所给文本 –
* * * * * * *

Netfilter工作的位置
Netfilter是以模块的方式存在于Linux中,每当Linux多一个Netfilter的模块就代表着Linux防火墙的功能多了一项,当然其功能也随之增加。其中/lib/modules/2.6.18-164.el5/kernel/net/ipv4/netfilter目录下所存放的模块只能工作在IPv4的网络环境下;如下图所示:
/lib/modules/2.6.18-164.el5/kernel/net/ipv6/netfilter目录下所存放的模块只能工作在IPv6的网络环境下,如下图所示:
以上的两个目录的模块有个共同的特性, 都与“协议”有关, 因此,在使用这些模块时,必须特别留意哪些模块只能使用在哪个协议下。Linux自2.6.14版本开始, 其内含的Netfilter模块在设计上有了重大的改变,Netfilter组织希望模块与“协议”无关,所以就目前情况看来已有部份模块可以达到这样的要求其路径为/lib/modules/2.6.18-164.el5/kernel/net/netfilter如下图所示:
了解了Netfilter的结构后应该清楚以上的模块只是提供了某些过滤匹配的功能而已,如果我们希望Netfilter能为我们做些事,那我们就需给Netfilter执行“规则”,有了规则后,Netfilter才会知道哪些封包是可以被接受的,哪些封包是必须除掉的, 又有哪些封包是必须以特殊方式来处理的。而给予Netfilter规则的方式则是将规则填入到一块有结构性的内存中,这样,Netfilter就会依照防火墙管理人员所给的命令来执行。该内存就是俗称的表,表是防火墙的最大集合,包含链和规则;表包括filter table过滤表;nat用于地址转换;mangle俗称矫正表和RAW表。链则是规则的集合。

* * * * * * *

数据集 –
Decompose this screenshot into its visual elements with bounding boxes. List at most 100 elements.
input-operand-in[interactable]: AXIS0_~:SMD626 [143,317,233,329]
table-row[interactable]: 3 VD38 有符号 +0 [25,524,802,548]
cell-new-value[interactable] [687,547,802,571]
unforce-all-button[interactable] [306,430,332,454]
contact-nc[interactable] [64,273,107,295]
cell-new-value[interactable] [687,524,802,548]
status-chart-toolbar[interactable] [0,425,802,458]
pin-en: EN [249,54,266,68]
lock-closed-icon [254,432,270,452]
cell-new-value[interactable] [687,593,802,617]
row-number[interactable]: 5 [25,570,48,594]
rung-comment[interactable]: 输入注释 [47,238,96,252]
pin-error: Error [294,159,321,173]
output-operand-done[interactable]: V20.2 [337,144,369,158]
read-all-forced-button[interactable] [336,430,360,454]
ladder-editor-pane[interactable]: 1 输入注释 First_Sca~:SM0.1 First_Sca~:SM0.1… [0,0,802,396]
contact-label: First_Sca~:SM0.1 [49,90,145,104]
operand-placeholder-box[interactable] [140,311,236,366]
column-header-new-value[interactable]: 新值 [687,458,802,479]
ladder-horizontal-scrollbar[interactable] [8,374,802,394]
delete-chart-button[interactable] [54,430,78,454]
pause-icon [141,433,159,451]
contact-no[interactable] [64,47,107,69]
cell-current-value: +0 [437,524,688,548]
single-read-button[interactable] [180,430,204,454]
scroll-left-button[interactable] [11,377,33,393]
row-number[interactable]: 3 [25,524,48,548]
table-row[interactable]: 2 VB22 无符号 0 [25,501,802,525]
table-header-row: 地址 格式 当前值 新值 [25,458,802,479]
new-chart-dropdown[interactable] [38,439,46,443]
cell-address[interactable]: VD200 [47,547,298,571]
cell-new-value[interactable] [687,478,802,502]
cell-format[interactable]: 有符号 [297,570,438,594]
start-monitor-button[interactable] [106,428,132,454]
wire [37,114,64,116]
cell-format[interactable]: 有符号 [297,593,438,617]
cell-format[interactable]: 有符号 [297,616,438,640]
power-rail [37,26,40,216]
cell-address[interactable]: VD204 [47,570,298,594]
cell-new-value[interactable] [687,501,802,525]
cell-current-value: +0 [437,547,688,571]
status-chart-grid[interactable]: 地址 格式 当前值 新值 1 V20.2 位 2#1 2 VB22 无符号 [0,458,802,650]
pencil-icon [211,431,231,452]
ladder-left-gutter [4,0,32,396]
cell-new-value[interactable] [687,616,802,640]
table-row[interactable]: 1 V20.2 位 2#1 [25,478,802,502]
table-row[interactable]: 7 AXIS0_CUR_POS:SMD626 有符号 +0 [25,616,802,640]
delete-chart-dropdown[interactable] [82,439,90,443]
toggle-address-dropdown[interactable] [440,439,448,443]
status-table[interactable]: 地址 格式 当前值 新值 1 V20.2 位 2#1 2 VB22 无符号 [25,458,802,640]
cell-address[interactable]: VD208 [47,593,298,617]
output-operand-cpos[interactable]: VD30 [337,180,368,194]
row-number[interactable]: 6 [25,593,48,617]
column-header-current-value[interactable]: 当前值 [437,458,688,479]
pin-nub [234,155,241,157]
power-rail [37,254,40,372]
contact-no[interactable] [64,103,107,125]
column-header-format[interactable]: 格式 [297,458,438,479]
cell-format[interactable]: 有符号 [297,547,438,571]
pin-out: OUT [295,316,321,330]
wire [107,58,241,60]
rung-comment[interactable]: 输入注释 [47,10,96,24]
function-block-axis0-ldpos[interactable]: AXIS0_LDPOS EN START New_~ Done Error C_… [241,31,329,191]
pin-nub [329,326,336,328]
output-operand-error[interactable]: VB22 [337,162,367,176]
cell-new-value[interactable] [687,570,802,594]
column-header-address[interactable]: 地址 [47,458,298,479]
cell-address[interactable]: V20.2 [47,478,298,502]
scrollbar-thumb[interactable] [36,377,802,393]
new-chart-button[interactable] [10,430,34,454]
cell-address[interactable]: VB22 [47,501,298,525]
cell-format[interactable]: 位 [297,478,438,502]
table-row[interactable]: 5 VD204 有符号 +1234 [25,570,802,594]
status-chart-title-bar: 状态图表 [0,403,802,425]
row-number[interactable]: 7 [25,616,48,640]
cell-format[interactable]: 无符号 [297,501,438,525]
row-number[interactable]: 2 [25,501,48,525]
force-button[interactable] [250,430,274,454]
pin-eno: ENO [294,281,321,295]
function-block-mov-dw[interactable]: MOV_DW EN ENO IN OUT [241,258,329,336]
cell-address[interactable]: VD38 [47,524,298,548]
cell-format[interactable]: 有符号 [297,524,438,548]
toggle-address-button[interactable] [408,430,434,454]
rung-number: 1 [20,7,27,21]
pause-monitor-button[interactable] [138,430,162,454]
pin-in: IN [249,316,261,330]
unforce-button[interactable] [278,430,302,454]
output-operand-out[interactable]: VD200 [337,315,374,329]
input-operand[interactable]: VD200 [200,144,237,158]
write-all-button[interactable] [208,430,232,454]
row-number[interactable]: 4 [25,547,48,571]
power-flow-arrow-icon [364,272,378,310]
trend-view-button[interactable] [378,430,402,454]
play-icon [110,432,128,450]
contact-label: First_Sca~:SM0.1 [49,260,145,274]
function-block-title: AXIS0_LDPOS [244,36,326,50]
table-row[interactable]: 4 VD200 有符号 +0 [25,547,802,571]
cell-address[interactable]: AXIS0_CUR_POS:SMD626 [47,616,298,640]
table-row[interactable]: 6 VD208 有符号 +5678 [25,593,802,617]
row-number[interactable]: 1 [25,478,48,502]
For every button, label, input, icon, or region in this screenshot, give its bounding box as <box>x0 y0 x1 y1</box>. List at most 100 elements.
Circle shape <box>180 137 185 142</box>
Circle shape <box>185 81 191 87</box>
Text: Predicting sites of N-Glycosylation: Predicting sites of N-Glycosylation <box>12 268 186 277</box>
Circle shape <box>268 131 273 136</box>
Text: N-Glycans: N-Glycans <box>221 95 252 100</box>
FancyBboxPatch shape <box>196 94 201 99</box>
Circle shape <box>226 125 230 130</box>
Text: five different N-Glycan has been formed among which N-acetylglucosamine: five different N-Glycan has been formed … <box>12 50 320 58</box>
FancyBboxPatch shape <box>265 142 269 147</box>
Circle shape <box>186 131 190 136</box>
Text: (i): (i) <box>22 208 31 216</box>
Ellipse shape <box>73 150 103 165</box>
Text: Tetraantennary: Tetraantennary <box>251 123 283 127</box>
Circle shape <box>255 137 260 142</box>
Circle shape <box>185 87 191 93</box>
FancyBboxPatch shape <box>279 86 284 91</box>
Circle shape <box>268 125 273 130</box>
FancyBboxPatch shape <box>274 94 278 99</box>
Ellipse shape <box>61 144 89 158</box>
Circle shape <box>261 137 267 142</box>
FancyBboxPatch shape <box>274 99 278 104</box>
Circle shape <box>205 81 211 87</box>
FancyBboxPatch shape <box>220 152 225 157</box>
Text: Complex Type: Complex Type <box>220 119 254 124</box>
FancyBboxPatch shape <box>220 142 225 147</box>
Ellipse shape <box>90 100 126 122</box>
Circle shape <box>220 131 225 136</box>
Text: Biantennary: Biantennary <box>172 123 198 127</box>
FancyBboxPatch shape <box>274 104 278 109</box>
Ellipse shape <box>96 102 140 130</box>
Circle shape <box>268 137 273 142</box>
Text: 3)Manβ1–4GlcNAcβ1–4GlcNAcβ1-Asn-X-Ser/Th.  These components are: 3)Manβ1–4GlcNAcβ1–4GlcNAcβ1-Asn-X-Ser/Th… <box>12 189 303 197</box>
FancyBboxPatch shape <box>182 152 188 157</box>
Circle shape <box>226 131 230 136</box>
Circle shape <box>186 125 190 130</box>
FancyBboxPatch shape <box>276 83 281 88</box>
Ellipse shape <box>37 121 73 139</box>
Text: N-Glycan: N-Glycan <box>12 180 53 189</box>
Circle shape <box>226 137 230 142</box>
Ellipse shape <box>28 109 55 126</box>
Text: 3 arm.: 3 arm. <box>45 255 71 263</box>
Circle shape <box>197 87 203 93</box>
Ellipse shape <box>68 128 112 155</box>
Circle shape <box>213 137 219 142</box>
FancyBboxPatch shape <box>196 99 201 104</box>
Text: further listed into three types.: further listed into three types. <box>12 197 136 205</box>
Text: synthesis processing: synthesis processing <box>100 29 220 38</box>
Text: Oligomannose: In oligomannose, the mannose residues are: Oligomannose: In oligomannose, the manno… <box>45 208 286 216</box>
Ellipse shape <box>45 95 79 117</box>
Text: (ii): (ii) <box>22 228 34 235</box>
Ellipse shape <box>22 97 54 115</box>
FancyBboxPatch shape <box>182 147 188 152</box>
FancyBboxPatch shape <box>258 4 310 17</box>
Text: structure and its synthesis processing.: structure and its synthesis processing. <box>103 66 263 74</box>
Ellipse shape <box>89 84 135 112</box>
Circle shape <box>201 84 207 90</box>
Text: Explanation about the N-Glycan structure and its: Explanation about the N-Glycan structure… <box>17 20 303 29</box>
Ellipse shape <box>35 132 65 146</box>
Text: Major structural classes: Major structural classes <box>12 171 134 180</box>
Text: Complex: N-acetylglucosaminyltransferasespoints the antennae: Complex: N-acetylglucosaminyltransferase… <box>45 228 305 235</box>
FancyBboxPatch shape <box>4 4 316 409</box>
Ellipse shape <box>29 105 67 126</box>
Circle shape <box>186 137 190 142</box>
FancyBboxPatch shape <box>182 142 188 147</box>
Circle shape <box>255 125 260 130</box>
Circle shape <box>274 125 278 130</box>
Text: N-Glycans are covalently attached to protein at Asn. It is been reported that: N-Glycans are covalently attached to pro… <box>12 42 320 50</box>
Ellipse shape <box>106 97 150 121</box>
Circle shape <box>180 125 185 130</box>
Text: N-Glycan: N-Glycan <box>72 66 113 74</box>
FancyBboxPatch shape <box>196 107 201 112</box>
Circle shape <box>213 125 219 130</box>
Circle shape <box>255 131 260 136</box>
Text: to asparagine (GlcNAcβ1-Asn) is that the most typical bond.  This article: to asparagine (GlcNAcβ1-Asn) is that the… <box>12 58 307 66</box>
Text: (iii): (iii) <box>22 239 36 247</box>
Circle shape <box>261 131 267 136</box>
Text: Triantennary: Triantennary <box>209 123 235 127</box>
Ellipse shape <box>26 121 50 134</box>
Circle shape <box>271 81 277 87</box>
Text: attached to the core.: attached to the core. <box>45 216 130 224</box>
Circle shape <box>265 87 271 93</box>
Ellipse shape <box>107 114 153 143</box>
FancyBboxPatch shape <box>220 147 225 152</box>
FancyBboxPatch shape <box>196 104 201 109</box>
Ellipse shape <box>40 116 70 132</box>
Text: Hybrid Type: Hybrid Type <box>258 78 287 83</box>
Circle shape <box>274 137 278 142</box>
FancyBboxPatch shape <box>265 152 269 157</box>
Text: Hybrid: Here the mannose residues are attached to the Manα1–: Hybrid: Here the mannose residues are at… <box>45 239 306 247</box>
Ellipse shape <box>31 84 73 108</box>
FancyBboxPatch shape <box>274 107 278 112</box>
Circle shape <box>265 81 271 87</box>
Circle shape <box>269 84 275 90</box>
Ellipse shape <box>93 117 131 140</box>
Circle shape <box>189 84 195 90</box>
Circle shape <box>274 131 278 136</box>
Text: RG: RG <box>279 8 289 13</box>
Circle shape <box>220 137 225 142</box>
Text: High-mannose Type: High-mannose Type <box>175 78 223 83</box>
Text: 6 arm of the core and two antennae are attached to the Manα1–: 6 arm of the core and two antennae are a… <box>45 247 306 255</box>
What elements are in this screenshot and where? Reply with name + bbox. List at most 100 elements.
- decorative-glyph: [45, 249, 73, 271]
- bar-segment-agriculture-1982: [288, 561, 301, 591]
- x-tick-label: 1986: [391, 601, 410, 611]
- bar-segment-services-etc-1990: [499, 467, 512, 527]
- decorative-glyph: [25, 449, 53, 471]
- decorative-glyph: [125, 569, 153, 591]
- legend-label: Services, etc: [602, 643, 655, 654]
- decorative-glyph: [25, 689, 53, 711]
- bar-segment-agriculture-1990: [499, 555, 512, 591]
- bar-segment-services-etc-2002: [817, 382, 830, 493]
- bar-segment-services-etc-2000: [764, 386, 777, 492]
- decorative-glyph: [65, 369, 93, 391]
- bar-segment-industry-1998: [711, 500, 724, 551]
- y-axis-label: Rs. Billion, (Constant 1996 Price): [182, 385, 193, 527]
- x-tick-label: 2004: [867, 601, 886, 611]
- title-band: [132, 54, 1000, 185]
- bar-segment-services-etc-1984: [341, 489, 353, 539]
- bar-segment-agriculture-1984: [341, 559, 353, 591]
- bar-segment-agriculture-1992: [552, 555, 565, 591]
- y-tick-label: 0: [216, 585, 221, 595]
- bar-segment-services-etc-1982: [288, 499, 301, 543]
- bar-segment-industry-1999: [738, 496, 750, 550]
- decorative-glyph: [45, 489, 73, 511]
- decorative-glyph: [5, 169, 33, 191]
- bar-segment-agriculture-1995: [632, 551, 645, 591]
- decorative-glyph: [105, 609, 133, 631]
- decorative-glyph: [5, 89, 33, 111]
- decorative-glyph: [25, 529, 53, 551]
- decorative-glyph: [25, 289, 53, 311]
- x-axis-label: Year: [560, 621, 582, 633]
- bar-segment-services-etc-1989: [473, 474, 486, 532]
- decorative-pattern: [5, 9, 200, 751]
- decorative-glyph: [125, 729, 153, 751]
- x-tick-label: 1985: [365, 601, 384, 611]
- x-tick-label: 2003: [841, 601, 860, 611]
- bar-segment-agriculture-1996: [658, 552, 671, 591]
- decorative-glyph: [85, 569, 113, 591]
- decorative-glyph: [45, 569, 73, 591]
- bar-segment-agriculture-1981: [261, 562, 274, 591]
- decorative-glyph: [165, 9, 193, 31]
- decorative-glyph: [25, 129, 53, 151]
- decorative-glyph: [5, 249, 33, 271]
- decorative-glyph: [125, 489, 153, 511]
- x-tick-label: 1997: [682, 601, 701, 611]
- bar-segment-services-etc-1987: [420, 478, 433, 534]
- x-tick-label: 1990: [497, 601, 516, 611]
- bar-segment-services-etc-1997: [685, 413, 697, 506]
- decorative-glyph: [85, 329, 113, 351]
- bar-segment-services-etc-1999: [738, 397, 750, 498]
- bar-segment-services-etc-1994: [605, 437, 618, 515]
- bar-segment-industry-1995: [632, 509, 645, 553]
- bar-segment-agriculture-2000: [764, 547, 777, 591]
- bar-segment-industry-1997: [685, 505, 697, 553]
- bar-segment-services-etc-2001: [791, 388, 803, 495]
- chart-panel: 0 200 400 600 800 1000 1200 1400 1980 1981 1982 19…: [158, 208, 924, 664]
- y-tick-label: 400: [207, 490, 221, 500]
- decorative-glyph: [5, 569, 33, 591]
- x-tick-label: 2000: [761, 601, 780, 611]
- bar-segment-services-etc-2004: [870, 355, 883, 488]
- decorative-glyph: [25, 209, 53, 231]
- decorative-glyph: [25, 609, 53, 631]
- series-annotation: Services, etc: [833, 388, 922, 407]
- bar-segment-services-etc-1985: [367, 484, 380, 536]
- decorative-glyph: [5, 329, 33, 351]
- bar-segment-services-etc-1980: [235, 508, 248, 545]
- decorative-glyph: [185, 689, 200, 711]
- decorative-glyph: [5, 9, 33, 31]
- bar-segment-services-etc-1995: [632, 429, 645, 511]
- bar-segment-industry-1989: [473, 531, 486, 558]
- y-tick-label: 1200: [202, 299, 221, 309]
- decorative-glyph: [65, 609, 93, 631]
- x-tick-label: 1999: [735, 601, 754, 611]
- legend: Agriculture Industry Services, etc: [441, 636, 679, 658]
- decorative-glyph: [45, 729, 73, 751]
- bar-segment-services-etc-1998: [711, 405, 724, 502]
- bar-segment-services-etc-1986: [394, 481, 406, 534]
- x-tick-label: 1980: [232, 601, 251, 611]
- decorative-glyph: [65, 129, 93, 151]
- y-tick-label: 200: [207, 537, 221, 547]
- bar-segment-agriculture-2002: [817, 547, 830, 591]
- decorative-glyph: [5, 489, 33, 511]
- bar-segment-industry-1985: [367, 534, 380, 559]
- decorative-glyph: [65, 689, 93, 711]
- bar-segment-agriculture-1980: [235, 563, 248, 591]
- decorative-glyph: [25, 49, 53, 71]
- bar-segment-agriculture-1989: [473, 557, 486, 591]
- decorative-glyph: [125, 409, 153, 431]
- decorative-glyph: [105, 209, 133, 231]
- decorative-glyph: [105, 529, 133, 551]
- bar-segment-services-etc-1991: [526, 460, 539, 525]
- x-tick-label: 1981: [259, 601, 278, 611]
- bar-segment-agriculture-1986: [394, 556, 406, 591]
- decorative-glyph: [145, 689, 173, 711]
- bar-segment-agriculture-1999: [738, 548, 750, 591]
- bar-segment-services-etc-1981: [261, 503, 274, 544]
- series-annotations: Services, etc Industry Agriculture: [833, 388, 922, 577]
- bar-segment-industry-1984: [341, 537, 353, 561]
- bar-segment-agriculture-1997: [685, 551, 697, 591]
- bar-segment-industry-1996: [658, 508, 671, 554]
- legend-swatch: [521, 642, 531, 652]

* * * * * * *

任务说明 –
请根据上文的Netfilter文本作答,答案按同样编号逐行写出。
1. 只能工作在IPv6网络环境下的模块存放在哪个目录?
2. Linux自哪个版本开始,其内含的Netfilter模块在设计上有了重大改变?
3. 文中列出的表有哪几种?

任务答案 –
1. /lib/modules/2.6.18-164.el5/kernel/net/ipv6/netfilter
2. 2.6.14版本
3. filter表(过滤表)、nat表(用于地址转换)、mangle表(矫正表)和RAW表